(Data entries for graphics)
○ ○ ○ ○

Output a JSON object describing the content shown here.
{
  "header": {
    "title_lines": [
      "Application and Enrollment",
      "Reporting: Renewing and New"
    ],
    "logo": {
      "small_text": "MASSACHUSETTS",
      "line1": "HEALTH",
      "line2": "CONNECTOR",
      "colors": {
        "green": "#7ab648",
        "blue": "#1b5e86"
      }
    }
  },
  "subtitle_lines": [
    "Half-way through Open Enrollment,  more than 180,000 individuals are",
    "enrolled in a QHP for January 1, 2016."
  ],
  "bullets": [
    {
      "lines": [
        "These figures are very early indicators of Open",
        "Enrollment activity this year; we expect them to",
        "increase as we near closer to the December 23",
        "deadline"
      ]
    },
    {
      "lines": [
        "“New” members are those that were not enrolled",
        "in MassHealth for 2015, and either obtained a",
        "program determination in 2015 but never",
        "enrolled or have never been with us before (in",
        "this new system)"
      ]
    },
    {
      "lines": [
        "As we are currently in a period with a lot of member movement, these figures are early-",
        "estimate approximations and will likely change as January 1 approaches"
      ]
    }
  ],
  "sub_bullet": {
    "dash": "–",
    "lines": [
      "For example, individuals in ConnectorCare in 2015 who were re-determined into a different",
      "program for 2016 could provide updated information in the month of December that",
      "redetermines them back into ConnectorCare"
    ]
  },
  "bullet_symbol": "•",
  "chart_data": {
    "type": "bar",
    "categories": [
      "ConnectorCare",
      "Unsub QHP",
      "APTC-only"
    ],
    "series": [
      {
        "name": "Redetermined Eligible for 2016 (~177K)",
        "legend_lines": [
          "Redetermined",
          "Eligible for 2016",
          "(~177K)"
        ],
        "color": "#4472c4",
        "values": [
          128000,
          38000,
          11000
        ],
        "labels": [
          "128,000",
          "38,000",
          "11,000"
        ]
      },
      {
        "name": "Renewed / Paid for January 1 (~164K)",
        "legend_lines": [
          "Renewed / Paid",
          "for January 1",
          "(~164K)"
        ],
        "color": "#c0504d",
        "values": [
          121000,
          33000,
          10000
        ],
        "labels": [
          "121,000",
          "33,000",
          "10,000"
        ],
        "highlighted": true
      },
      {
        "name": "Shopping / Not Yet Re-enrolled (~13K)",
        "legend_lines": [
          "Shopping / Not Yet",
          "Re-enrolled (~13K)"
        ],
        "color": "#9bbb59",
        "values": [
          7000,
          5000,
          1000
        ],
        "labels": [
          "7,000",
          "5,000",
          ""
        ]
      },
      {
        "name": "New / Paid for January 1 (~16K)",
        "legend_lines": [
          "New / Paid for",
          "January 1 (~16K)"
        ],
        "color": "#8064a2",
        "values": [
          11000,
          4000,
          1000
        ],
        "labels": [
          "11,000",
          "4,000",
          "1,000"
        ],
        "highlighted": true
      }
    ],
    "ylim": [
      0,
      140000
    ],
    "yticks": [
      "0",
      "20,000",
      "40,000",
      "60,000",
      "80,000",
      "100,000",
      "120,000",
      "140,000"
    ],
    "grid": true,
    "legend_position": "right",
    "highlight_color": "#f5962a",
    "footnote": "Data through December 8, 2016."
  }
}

○ ○ ○ ○

> _Problem statement_:
Write every line of the material above again, exactly.

> _Task response_:
Output a JSON object describing the content shown here.
{
  "header": {
    "title_lines": [
      "Application and Enrollment",
      "Reporting: Renewing and New"
    ],
    "logo": {
      "small_text": "MASSACHUSETTS",
      "line1": "HEALTH",
      "line2": "CONNECTOR",
      "colors": {
        "green": "#7ab648",
        "blue": "#1b5e86"
      }
    }
  },
  "subtitle_lines": [
    "Half-way through Open Enrollment,  more than 180,000 individuals are",
    "enrolled in a QHP for January 1, 2016."
  ],
  "bullets": [
    {
      "lines": [
        "These figures are very early indicators of Open",
        "Enrollment activity this year; we expect them to",
        "increase as we near closer to the December 23",
        "deadline"
      ]
    },
    {
      "lines": [
        "“New” members are those that were not enrolled",
        "in MassHealth for 2015, and either obtained a",
        "program determination in 2015 but never",
        "enrolled or have never been with us before (in",
        "this new system)"
      ]
    },
    {
      "lines": [
        "As we are currently in a period with a lot of member movement, these figures are early-",
        "estimate approximations and will likely change as January 1 approaches"
      ]
    }
  ],
  "sub_bullet": {
    "dash": "–",
    "lines": [
      "For example, individuals in ConnectorCare in 2015 who were re-determined into a different",
      "program for 2016 could provide updated information in the month of December that",
      "redetermines them back into ConnectorCare"
    ]
  },
  "bullet_symbol": "•",
  "chart_data": {
    "type": "bar",
    "categories": [
      "ConnectorCare",
      "Unsub QHP",
      "APTC-only"
    ],
    "series": [
      {
        "name": "Redetermined Eligible for 2016 (~177K)",
        "legend_lines": [
          "Redetermined",
          "Eligible for 2016",
          "(~177K)"
        ],
        "color": "#4472c4",
        "values": [
          128000,
          38000,
          11000
        ],
        "labels": [
          "128,000",
          "38,000",
          "11,000"
        ]
      },
      {
        "name": "Renewed / Paid for January 1 (~164K)",
        "legend_lines": [
          "Renewed / Paid",
          "for January 1",
          "(~164K)"
        ],
        "color": "#c0504d",
        "values": [
          121000,
          33000,
          10000
        ],
        "labels": [
          "121,000",
          "33,000",
          "10,000"
        ],
        "highlighted": true
      },
      {
        "name": "Shopping / Not Yet Re-enrolled (~13K)",
        "legend_lines": [
          "Shopping / Not Yet",
          "Re-enrolled (~13K)"
        ],
        "color": "#9bbb59",
        "values": [
          7000,
          5000,
          1000
        ],
        "labels": [
          "7,000",
          "5,000",
          ""
        ]
      },
      {
        "name": "New / Paid for January 1 (~16K)",
        "legend_lines": [
          "New / Paid for",
          "January 1 (~16K)"
        ],
        "color": "#8064a2",
        "values": [
          11000,
          4000,
          1000
        ],
        "labels": [
          "11,000",
          "4,000",
          "1,000"
        ],
        "highlighted": true
      }
    ],
    "ylim": [
      0,
      140000
    ],
    "yticks": [
      "0",
      "20,000",
      "40,000",
      "60,000",
      "80,000",
      "100,000",
      "120,000",
      "140,000"
    ],
    "grid": true,
    "legend_position": "right",
    "highlight_color": "#f5962a",
    "footnote": "Data through December 8, 2016."
  }
}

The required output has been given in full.